* _WHAT THE TASK ASKS_:
Reproduce each line exactly, including spacing and punctuation.

* _SUPPLIED RECORDS_:
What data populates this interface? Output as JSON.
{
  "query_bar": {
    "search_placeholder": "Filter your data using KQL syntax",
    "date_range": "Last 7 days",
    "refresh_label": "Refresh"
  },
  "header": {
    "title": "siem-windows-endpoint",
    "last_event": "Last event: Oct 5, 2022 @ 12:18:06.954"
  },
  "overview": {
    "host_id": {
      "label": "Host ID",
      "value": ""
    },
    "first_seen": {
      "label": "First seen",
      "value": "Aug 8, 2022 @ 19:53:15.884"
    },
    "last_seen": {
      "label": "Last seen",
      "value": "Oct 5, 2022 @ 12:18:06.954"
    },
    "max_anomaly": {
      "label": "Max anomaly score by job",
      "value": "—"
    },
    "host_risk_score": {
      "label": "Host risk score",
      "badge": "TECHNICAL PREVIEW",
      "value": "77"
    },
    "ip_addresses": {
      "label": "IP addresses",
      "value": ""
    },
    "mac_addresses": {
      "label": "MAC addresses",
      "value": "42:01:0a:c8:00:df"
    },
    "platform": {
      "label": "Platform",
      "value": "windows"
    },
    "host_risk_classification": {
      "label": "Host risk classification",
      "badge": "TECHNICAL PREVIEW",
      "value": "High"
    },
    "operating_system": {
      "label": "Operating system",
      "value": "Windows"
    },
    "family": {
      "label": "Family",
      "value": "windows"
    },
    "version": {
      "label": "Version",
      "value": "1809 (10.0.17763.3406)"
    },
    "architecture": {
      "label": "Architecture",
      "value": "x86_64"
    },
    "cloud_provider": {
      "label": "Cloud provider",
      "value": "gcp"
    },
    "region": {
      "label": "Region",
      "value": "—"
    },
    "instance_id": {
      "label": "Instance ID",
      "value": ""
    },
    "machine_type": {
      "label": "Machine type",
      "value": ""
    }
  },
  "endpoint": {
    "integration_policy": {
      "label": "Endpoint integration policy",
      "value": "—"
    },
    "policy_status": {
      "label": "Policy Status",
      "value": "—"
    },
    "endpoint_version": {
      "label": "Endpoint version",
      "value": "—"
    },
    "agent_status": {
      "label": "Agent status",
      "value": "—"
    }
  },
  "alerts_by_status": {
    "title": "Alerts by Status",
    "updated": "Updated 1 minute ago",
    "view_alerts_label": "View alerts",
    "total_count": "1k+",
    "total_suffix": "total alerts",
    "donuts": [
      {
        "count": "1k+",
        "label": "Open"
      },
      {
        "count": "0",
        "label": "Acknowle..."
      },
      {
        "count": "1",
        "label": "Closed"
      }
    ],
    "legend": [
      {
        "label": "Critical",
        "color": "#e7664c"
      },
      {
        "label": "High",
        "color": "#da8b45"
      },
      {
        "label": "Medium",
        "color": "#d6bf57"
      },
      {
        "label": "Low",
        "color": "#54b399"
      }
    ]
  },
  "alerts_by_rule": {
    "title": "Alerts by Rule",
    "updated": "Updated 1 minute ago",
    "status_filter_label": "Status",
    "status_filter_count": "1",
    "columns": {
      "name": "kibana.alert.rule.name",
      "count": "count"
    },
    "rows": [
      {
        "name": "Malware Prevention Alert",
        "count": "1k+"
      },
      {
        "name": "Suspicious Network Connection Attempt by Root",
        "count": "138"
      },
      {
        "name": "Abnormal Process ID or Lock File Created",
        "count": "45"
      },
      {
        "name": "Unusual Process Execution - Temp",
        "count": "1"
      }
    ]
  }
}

* _FINAL RESULT_:
What data populates this interface? Output as JSON.
{
  "query_bar": {
    "search_placeholder": "Filter your data using KQL syntax",
    "date_range": "Last 7 days",
    "refresh_label": "Refresh"
  },
  "header": {
    "title": "siem-windows-endpoint",
    "last_event": "Last event: Oct 5, 2022 @ 12:18:06.954"
  },
  "overview": {
    "host_id": {
      "label": "Host ID",
      "value": ""
    },
    "first_seen": {
      "label": "First seen",
      "value": "Aug 8, 2022 @ 19:53:15.884"
    },
    "last_seen": {
      "label": "Last seen",
      "value": "Oct 5, 2022 @ 12:18:06.954"
    },
    "max_anomaly": {
      "label": "Max anomaly score by job",
      "value": "—"
    },
    "host_risk_score": {
      "label": "Host risk score",
      "badge": "TECHNICAL PREVIEW",
      "value": "77"
    },
    "ip_addresses": {
      "label": "IP addresses",
      "value": ""
    },
    "mac_addresses": {
      "label": "MAC addresses",
      "value": "42:01:0a:c8:00:df"
    },
    "platform": {
      "label": "Platform",
      "value": "windows"
    },
    "host_risk_classification": {
      "label": "Host risk classification",
      "badge": "TECHNICAL PREVIEW",
      "value": "High"
    },
    "operating_system": {
      "label": "Operating system",
      "value": "Windows"
    },
    "family": {
      "label": "Family",
      "value": "windows"
    },
    "version": {
      "label": "Version",
      "value": "1809 (10.0.17763.3406)"
    },
    "architecture": {
      "label": "Architecture",
      "value": "x86_64"
    },
    "cloud_provider": {
      "label": "Cloud provider",
      "value": "gcp"
    },
    "region": {
      "label": "Region",
      "value": "—"
    },
    "instance_id": {
      "label": "Instance ID",
      "value": ""
    },
    "machine_type": {
      "label": "Machine type",
      "value": ""
    }
  },
  "endpoint": {
    "integration_policy": {
      "label": "Endpoint integration policy",
      "value": "—"
    },
    "policy_status": {
      "label": "Policy Status",
      "value": "—"
    },
    "endpoint_version": {
      "label": "Endpoint version",
      "value": "—"
    },
    "agent_status": {
      "label": "Agent status",
      "value": "—"
    }
  },
  "alerts_by_status": {
    "title": "Alerts by Status",
    "updated": "Updated 1 minute ago",
    "view_alerts_label": "View alerts",
    "total_count": "1k+",
    "total_suffix": "total alerts",
    "donuts": [
      {
        "count": "1k+",
        "label": "Open"
      },
      {
        "count": "0",
        "label": "Acknowle..."
      },
      {
        "count": "1",
        "label": "Closed"
      }
    ],
    "legend": [
      {
        "label": "Critical",
        "color": "#e7664c"
      },
      {
        "label": "High",
        "color": "#da8b45"
      },
      {
        "label": "Medium",
        "color": "#d6bf57"
      },
      {
        "label": "Low",
        "color": "#54b399"
      }
    ]
  },
  "alerts_by_rule": {
    "title": "Alerts by Rule",
    "updated": "Updated 1 minute ago",
    "status_filter_label": "Status",
    "status_filter_count": "1",
    "columns": {
      "name": "kibana.alert.rule.name",
      "count": "count"
    },
    "rows": [
      {
        "name": "Malware Prevention Alert",
        "count": "1k+"
      },
      {
        "name": "Suspicious Network Connection Attempt by Root",
        "count": "138"
      },
      {
        "name": "Abnormal Process ID or Lock File Created",
        "count": "45"
      },
      {
        "name": "Unusual Process Execution - Temp",
        "count": "1"
      }
    ]
  }
}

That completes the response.